- **GIVEN INSTRUCTION**: Exact reproduction of the data is required, with images excluded.
◇ ◇ ◇ ◇ ◇
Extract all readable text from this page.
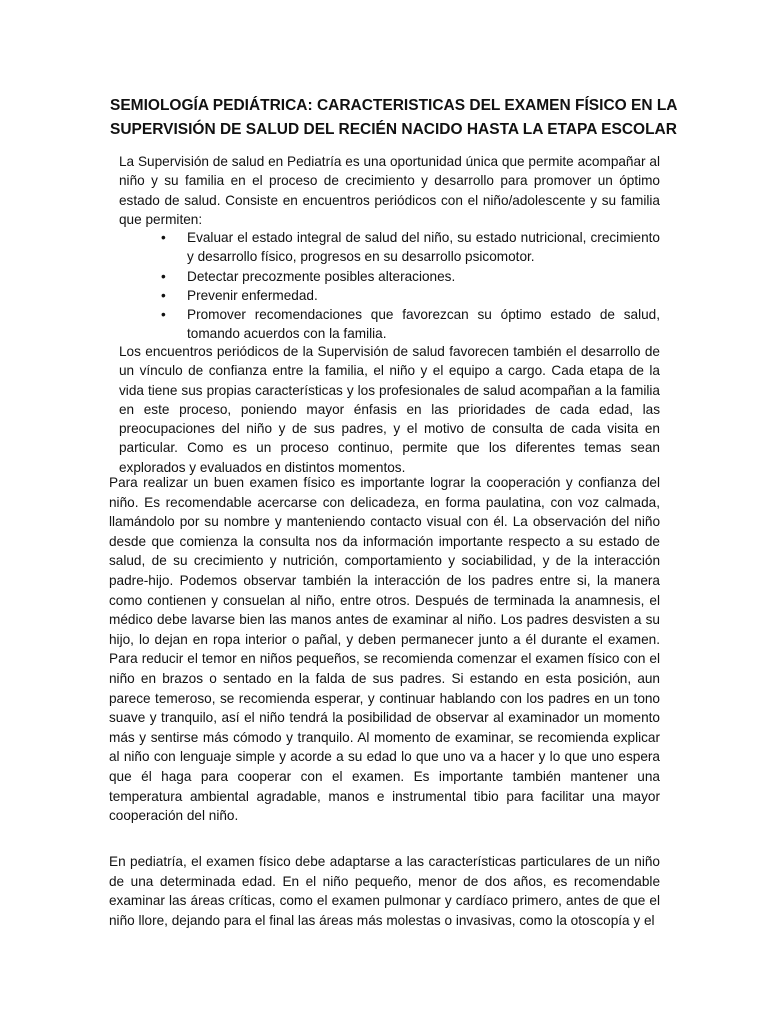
SEMIOLOGÍA PEDIÁTRICA: CARACTERISTICAS DEL EXAMEN FÍSICO EN LA
SUPERVISIÓN DE SALUD DEL RECIÉN NACIDO HASTA LA ETAPA ESCOLAR

La Supervisión de salud en Pediatría es una oportunidad única que permite acompañar al niño y su familia en el proceso de crecimiento y desarrollo para promover un óptimo estado de salud. Consiste en encuentros periódicos con el niño/adolescente y su familia que permiten:

• Evaluar el estado integral de salud del niño, su estado nutricional, crecimiento y desarrollo físico, progresos en su desarrollo psicomotor.
• Detectar precozmente posibles alteraciones.
• Prevenir enfermedad.
• Promover recomendaciones que favorezcan su óptimo estado de salud, tomando acuerdos con la familia.

Los encuentros periódicos de la Supervisión de salud favorecen también el desarrollo de un vínculo de confianza entre la familia, el niño y el equipo a cargo. Cada etapa de la vida tiene sus propias características y los profesionales de salud acompañan a la familia en este proceso, poniendo mayor énfasis en las prioridades de cada edad, las preocupaciones del niño y de sus padres, y el motivo de consulta de cada visita en particular. Como es un proceso continuo, permite que los diferentes temas sean explorados y evaluados en distintos momentos.

Para realizar un buen examen físico es importante lograr la cooperación y confianza del niño. Es recomendable acercarse con delicadeza, en forma paulatina, con voz calmada, llamándolo por su nombre y manteniendo contacto visual con él. La observación del niño desde que comienza la consulta nos da información importante respecto a su estado de salud, de su crecimiento y nutrición, comportamiento y sociabilidad, y de la interacción padre-hijo. Podemos observar también la interacción de los padres entre si, la manera como contienen y consuelan al niño, entre otros. Después de terminada la anamnesis, el médico debe lavarse bien las manos antes de examinar al niño. Los padres desvisten a su hijo, lo dejan en ropa interior o pañal, y deben permanecer junto a él durante el examen. Para reducir el temor en niños pequeños, se recomienda comenzar el examen físico con el niño en brazos o sentado en la falda de sus padres. Si estando en esta posición, aun parece temeroso, se recomienda esperar, y continuar hablando con los padres en un tono suave y tranquilo, así el niño tendrá la posibilidad de observar al examinador un momento más y sentirse más cómodo y tranquilo. Al momento de examinar, se recomienda explicar al niño con lenguaje simple y acorde a su edad lo que uno va a hacer y lo que uno espera que él haga para cooperar con el examen. Es importante también mantener una temperatura ambiental agradable, manos e instrumental tibio para facilitar una mayor cooperación del niño.

En pediatría, el examen físico debe adaptarse a las características particulares de un niño de una determinada edad. En el niño pequeño, menor de dos años, es recomendable examinar las áreas críticas, como el examen pulmonar y cardíaco primero, antes de que el niño llore, dejando para el final las áreas más molestas o invasivas, como la otoscopía y el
◇ ◇ ◇ ◇ ◇
- **RESPONSE BELOW**:
Extract all readable text from this page.
SEMIOLOGÍA PEDIÁTRICA: CARACTERISTICAS DEL EXAMEN FÍSICO EN LA
SUPERVISIÓN DE SALUD DEL RECIÉN NACIDO HASTA LA ETAPA ESCOLAR

La Supervisión de salud en Pediatría es una oportunidad única que permite acompañar al niño y su familia en el proceso de crecimiento y desarrollo para promover un óptimo estado de salud. Consiste en encuentros periódicos con el niño/adolescente y su familia que permiten:

• Evaluar el estado integral de salud del niño, su estado nutricional, crecimiento y desarrollo físico, progresos en su desarrollo psicomotor.
• Detectar precozmente posibles alteraciones.
• Prevenir enfermedad.
• Promover recomendaciones que favorezcan su óptimo estado de salud, tomando acuerdos con la familia.

Los encuentros periódicos de la Supervisión de salud favorecen también el desarrollo de un vínculo de confianza entre la familia, el niño y el equipo a cargo. Cada etapa de la vida tiene sus propias características y los profesionales de salud acompañan a la familia en este proceso, poniendo mayor énfasis en las prioridades de cada edad, las preocupaciones del niño y de sus padres, y el motivo de consulta de cada visita en particular. Como es un proceso continuo, permite que los diferentes temas sean explorados y evaluados en distintos momentos.

Para realizar un buen examen físico es importante lograr la cooperación y confianza del niño. Es recomendable acercarse con delicadeza, en forma paulatina, con voz calmada, llamándolo por su nombre y manteniendo contacto visual con él. La observación del niño desde que comienza la consulta nos da información importante respecto a su estado de salud, de su crecimiento y nutrición, comportamiento y sociabilidad, y de la interacción padre-hijo. Podemos observar también la interacción de los padres entre si, la manera como contienen y consuelan al niño, entre otros. Después de terminada la anamnesis, el médico debe lavarse bien las manos antes de examinar al niño. Los padres desvisten a su hijo, lo dejan en ropa interior o pañal, y deben permanecer junto a él durante el examen. Para reducir el temor en niños pequeños, se recomienda comenzar el examen físico con el niño en brazos o sentado en la falda de sus padres. Si estando en esta posición, aun parece temeroso, se recomienda esperar, y continuar hablando con los padres en un tono suave y tranquilo, así el niño tendrá la posibilidad de observar al examinador un momento más y sentirse más cómodo y tranquilo. Al momento de examinar, se recomienda explicar al niño con lenguaje simple y acorde a su edad lo que uno va a hacer y lo que uno espera que él haga para cooperar con el examen. Es importante también mantener una temperatura ambiental agradable, manos e instrumental tibio para facilitar una mayor cooperación del niño.

En pediatría, el examen físico debe adaptarse a las características particulares de un niño de una determinada edad. En el niño pequeño, menor de dos años, es recomendable examinar las áreas críticas, como el examen pulmonar y cardíaco primero, antes de que el niño llore, dejando para el final las áreas más molestas o invasivas, como la otoscopía y el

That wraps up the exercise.